Text passage -

[BEGIN]

Commonwealth of Kentucky Court of Appeals
Mar 28, 2014
NO. 2012-CA-001911-MR (Ky. Ct. App. Mar. 28, 2014)

Opinion

NO. 2012-CA-001911-MR

03-28-2014

JACKIE RAY PRYOR APPELLANT v. COMMONWEALTH OF KENTUCKY APPELLEE

BRIEF FOR APPELLANT: Susan Jackson Balliet Assistant Public Advocate Department of Public Advocacy Frankfort, Kentucky BRIEF FOR APPELLEE: Jack Conway Attorney General of Kentucky Gregory C. Fuchs Assistant Attorney General Frankfort, Kentucky


NOT TO BE PUBLISHED


APPEAL FROM HENDERSON CIRCUIT COURT

HONORABLE KAREN LYNN WILSON, JUDGE

ACTION NO. 10-CR-00021


OPINION

REVERSING AMD REMANDING

BEFORE: LAMBERT, STUMBO AND THOMPSON, JUDGES. THOMPSON, JUDGE: Jackie Ray Pryor appeals from a Henderson Circuit Court order denying his motion to vacate conviction and sentence pursuant to Kentucky Rules of Criminal Procedure (RCr) 11.42. We conclude Pryor's motion sufficiently presented questions of fact and he is entitled to an evidentiary hearing. Therefore, we reverse and remand.

A jury found Pryor guilty of flagrant non-support and being a first-degree persistent felony offender. He was sentenced to serve fifteen years, and his conviction affirmed on appeal. Pryor v. Commonwealth, (2010-CA-001175-MR) 2011 WL 2416744 (Ky. App. 2011). He then filed a motion pursuant to RCr 11.42 raising numerous claims and requesting appointment of counsel and an evidentiary hearing. The trial court denied the motion without a hearing, and this appeal followed.

On appeal, Pryor alleges his attorney was ineffective for advising him to refuse a plea offer which would have resulted in a shorter sentence than the fifteen years he received following trial. He reasserts his request for appointment of counsel and an evidentiary hearing.

Under what is well known as the Strickland test, to prove ineffective assistance of counsel, a defendant must show: (1) that counsel's representation was deficient in that it fell below an objective standard of reasonableness, measured against prevailing professional norms; and (2) that he was prejudiced by counsel's deficient performance. Strickland v. Washington, 466 U.S. 668, 687, 104 S.Ct. 2052, 2064, 80 L.Ed.2d 674 (1984). Recently, the United States Supreme Court recognized a defendant's right to effective assistance of counsel in rejecting a plea offer.

[END]

Exercise A - Lay out as a numbered list the lines of the entries running from the start of the entries through the line that contains "- job-description: Rename", both ends included, with blank lines left out.

Given records -

[BEGIN]

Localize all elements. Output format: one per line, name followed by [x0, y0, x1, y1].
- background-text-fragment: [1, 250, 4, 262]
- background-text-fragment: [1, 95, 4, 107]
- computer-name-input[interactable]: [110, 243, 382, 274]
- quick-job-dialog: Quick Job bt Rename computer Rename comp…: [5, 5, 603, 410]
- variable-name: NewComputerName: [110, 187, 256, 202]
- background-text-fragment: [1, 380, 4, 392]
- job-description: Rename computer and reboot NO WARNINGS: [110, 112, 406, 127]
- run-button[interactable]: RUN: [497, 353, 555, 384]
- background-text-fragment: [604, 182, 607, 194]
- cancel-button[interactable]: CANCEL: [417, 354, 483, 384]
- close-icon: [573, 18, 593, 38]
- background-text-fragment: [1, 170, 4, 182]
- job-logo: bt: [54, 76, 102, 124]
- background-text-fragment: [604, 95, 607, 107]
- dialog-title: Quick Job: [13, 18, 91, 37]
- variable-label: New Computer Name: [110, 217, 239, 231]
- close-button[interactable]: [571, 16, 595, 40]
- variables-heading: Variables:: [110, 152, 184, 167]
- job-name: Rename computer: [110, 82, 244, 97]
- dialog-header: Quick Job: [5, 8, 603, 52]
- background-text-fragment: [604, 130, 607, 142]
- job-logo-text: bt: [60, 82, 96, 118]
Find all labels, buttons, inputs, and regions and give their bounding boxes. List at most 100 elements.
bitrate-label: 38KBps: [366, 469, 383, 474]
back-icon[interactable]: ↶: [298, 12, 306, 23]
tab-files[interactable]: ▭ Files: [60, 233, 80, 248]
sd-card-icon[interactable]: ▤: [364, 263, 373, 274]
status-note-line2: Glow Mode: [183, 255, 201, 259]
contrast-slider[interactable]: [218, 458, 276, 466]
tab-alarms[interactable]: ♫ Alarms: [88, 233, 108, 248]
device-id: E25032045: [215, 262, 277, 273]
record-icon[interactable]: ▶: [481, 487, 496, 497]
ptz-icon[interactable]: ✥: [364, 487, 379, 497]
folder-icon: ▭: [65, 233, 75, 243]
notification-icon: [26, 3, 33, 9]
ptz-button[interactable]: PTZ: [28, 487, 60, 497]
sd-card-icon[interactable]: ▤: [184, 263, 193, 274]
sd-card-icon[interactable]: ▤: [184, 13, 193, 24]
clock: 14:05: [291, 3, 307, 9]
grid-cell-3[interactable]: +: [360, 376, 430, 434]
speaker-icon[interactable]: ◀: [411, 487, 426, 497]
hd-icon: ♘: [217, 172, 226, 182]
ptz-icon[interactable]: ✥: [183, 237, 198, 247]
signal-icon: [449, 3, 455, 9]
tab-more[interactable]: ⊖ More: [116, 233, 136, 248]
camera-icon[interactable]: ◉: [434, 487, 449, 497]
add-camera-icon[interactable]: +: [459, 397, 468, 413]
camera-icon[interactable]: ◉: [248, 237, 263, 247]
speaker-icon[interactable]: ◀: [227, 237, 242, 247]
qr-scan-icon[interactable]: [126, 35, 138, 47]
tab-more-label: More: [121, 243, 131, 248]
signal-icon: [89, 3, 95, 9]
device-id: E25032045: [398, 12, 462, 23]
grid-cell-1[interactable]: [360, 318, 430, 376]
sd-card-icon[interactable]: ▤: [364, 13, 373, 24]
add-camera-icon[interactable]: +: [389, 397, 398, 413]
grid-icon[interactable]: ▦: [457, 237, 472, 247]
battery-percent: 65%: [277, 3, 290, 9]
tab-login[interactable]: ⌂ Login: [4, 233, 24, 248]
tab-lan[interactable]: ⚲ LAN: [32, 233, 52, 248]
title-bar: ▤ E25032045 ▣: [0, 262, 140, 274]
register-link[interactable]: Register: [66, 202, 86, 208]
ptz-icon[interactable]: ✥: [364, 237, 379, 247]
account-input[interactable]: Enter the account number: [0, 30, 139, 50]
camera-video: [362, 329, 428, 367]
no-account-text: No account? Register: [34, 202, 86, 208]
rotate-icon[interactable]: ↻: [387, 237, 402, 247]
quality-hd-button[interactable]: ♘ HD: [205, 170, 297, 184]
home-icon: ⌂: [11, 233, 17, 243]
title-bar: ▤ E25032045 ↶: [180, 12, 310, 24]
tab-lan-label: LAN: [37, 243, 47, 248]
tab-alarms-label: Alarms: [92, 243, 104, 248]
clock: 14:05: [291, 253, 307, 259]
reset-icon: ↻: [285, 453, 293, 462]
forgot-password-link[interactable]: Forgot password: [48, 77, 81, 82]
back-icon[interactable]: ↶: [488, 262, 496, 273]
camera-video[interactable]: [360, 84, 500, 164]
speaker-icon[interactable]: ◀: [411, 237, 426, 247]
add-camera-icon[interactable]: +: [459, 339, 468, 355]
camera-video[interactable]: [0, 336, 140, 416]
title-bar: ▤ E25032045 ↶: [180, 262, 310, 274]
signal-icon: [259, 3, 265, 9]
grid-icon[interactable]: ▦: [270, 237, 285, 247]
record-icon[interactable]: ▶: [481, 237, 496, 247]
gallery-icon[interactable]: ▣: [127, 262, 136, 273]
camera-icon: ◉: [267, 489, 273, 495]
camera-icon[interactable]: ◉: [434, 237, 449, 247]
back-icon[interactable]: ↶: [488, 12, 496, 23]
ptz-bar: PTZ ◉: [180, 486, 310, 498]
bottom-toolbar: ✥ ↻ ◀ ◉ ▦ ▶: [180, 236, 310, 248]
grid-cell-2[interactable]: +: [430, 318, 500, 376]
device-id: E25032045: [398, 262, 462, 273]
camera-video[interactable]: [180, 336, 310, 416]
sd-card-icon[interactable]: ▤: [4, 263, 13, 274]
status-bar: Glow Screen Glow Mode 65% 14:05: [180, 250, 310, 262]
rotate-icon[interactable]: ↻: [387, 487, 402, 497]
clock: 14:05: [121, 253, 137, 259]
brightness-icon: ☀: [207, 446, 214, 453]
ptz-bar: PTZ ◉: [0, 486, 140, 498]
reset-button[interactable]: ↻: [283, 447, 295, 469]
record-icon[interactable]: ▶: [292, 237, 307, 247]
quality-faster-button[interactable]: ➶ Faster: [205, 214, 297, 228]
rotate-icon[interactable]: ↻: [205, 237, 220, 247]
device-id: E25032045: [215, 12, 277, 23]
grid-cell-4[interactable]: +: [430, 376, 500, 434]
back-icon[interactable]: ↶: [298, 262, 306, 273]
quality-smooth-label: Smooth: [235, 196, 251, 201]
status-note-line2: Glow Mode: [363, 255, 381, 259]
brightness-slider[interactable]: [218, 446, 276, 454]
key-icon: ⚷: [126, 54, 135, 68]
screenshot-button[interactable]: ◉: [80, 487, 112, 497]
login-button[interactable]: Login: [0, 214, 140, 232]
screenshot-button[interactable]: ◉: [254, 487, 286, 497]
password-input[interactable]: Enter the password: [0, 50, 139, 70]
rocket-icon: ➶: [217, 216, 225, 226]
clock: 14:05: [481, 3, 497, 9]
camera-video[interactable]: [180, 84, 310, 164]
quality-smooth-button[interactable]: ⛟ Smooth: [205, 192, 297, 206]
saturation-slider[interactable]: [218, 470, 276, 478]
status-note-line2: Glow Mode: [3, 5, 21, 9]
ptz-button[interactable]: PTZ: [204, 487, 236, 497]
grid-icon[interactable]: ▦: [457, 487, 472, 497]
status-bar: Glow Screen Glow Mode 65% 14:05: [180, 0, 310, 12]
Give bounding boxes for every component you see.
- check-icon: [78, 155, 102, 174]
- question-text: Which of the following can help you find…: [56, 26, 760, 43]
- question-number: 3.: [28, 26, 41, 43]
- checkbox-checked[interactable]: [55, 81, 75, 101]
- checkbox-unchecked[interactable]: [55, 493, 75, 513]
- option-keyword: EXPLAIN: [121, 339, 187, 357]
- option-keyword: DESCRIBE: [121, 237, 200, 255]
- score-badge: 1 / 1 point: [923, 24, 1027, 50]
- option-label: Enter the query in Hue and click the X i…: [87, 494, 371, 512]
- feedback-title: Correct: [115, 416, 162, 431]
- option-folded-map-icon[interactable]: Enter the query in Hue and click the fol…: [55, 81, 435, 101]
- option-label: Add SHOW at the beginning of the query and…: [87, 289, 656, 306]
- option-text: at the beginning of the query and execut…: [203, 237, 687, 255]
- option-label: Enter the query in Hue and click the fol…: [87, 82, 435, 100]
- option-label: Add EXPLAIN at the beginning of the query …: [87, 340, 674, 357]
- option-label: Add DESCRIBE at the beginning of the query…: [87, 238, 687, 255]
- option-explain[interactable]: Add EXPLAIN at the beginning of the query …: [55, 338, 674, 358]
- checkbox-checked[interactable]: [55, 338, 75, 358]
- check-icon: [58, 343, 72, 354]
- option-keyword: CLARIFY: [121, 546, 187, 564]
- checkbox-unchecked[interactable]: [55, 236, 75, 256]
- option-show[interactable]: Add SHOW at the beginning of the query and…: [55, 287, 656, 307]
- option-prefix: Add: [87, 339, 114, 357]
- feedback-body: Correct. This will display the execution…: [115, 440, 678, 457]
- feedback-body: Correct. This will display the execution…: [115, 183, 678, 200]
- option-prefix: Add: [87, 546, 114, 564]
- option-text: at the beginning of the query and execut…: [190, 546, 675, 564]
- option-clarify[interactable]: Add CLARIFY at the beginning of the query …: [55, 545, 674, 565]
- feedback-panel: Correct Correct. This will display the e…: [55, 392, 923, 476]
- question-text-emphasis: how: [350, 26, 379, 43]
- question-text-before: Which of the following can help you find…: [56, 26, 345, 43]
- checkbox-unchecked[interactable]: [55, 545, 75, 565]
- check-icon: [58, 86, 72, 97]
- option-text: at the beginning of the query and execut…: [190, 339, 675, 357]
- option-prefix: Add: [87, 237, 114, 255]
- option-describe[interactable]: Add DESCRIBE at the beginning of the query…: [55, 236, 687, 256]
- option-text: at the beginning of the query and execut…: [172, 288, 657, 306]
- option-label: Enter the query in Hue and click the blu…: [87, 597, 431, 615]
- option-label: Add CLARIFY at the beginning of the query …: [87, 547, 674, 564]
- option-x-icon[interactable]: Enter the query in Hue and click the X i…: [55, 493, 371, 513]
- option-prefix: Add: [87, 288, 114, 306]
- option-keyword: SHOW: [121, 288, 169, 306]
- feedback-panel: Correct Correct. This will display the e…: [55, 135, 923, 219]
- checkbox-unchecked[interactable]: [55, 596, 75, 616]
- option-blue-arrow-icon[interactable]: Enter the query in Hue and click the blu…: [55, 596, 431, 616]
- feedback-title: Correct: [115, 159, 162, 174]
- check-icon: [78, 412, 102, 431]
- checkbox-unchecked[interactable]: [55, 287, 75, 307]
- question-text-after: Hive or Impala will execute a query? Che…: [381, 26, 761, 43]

[END]

Exercise B - List the judges the court opinion names on the panel before which the appeal was heard.

Result A -
1. Localize all elements. Output format: one per line, name followed by [x0, y0, x1, y1].
2. - background-text-fragment: [1, 250, 4, 262]
3. - background-text-fragment: [1, 95, 4, 107]
4. - computer-name-input[interactable]: [110, 243, 382, 274]
5. - quick-job-dialog: Quick Job bt Rename computer Rename comp…: [5, 5, 603, 410]
6. - variable-name: NewComputerName: [110, 187, 256, 202]
7. - background-text-fragment: [1, 380, 4, 392]
8. - job-description: Rename computer and reboot NO WARNINGS: [110, 112, 406, 127]

Result B - Lambert, Stumbo and Thompson